**INSTRUCTION**
Convert the listing below into a Markdown table with the columns Row and Listing line. Give each non-blank line its own numbered row.

**DATA ENTRIES**
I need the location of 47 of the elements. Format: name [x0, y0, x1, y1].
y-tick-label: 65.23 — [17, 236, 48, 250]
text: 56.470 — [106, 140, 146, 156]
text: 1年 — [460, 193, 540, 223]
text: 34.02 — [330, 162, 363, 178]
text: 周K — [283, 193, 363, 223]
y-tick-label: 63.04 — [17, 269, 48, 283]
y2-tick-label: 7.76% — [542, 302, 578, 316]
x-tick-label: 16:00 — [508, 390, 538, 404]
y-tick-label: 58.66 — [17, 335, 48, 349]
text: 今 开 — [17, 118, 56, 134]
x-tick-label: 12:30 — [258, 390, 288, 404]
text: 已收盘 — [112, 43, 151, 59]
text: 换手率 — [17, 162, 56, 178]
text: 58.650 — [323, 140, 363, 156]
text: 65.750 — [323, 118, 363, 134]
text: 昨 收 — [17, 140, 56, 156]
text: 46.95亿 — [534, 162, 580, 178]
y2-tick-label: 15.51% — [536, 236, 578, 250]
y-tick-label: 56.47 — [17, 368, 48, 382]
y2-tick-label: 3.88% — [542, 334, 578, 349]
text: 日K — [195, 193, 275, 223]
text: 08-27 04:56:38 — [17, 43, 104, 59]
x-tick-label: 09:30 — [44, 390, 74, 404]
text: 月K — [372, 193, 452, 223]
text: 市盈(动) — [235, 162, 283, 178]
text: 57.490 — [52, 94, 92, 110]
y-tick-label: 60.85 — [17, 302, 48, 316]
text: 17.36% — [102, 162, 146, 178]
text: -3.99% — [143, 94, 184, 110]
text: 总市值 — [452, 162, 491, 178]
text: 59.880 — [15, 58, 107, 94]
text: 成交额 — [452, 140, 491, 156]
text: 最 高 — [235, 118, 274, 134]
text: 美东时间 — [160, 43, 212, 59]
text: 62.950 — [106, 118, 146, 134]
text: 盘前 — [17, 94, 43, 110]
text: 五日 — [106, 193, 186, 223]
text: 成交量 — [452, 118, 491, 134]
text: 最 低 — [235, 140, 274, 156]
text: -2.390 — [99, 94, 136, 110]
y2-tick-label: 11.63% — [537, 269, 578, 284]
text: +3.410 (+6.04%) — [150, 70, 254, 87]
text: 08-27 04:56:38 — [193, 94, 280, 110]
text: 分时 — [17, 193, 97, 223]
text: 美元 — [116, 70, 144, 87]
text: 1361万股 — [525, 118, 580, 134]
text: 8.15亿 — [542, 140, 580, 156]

**CORRECT ANSWER**
| Row | Listing line |
|---|---|
| 1 | I need the location of 47 of the elements. Format: name [x0, y0, x1, y1]. |
| 2 | y-tick-label: 65.23 — [17, 236, 48, 250] |
| 3 | text: 56.470 — [106, 140, 146, 156] |
| 4 | text: 1年 — [460, 193, 540, 223] |
| 5 | text: 34.02 — [330, 162, 363, 178] |
| 6 | text: 周K — [283, 193, 363, 223] |
| 7 | y-tick-label: 63.04 — [17, 269, 48, 283] |
| 8 | y2-tick-label: 7.76% — [542, 302, 578, 316] |
| 9 | x-tick-label: 16:00 — [508, 390, 538, 404] |
| 10 | y-tick-label: 58.66 — [17, 335, 48, 349] |
| 11 | text: 今 开 — [17, 118, 56, 134] |
| 12 | x-tick-label: 12:30 — [258, 390, 288, 404] |
| 13 | text: 已收盘 — [112, 43, 151, 59] |
| 14 | text: 换手率 — [17, 162, 56, 178] |
| 15 | text: 58.650 — [323, 140, 363, 156] |
| 16 | text: 65.750 — [323, 118, 363, 134] |
| 17 | text: 昨 收 — [17, 140, 56, 156] |
| 18 | text: 46.95亿 — [534, 162, 580, 178] |
| 19 | y2-tick-label: 15.51% — [536, 236, 578, 250] |
| 20 | y-tick-label: 56.47 — [17, 368, 48, 382] |
| 21 | y2-tick-label: 3.88% — [542, 334, 578, 349] |
| 22 | text: 日K — [195, 193, 275, 223] |
| 23 | text: 08-27 04:56:38 — [17, 43, 104, 59] |
| 24 | x-tick-label: 09:30 — [44, 390, 74, 404] |
| 25 | text: 月K — [372, 193, 452, 223] |
| 26 | text: 市盈(动) — [235, 162, 283, 178] |
| 27 | text: 57.490 — [52, 94, 92, 110] |
| 28 | y-tick-label: 60.85 — [17, 302, 48, 316] |
| 29 | text: 17.36% — [102, 162, 146, 178] |
| 30 | text: -3.99% — [143, 94, 184, 110] |
| 31 | text: 总市值 — [452, 162, 491, 178] |
| 32 | text: 59.880 — [15, 58, 107, 94] |
| 33 | text: 成交额 — [452, 140, 491, 156] |
| 34 | text: 最 高 — [235, 118, 274, 134] |
| 35 | text: 美东时间 — [160, 43, 212, 59] |
| 36 | text: 62.950 — [106, 118, 146, 134] |
| 37 | text: 盘前 — [17, 94, 43, 110] |
| 38 | text: 五日 — [106, 193, 186, 223] |
| 39 | text: 成交量 — [452, 118, 491, 134] |
| 40 | text: 最 低 — [235, 140, 274, 156] |
| 41 | text: -2.390 — [99, 94, 136, 110] |
| 42 | y2-tick-label: 11.63% — [537, 269, 578, 284] |
| 43 | text: +3.410 (+6.04%) — [150, 70, 254, 87] |
| 44 | text: 08-27 04:56:38 — [193, 94, 280, 110] |
| 45 | text: 分时 — [17, 193, 97, 223] |
| 46 | text: 美元 — [116, 70, 144, 87] |
| 47 | text: 1361万股 — [525, 118, 580, 134] |
| 48 | text: 8.15亿 — [542, 140, 580, 156] |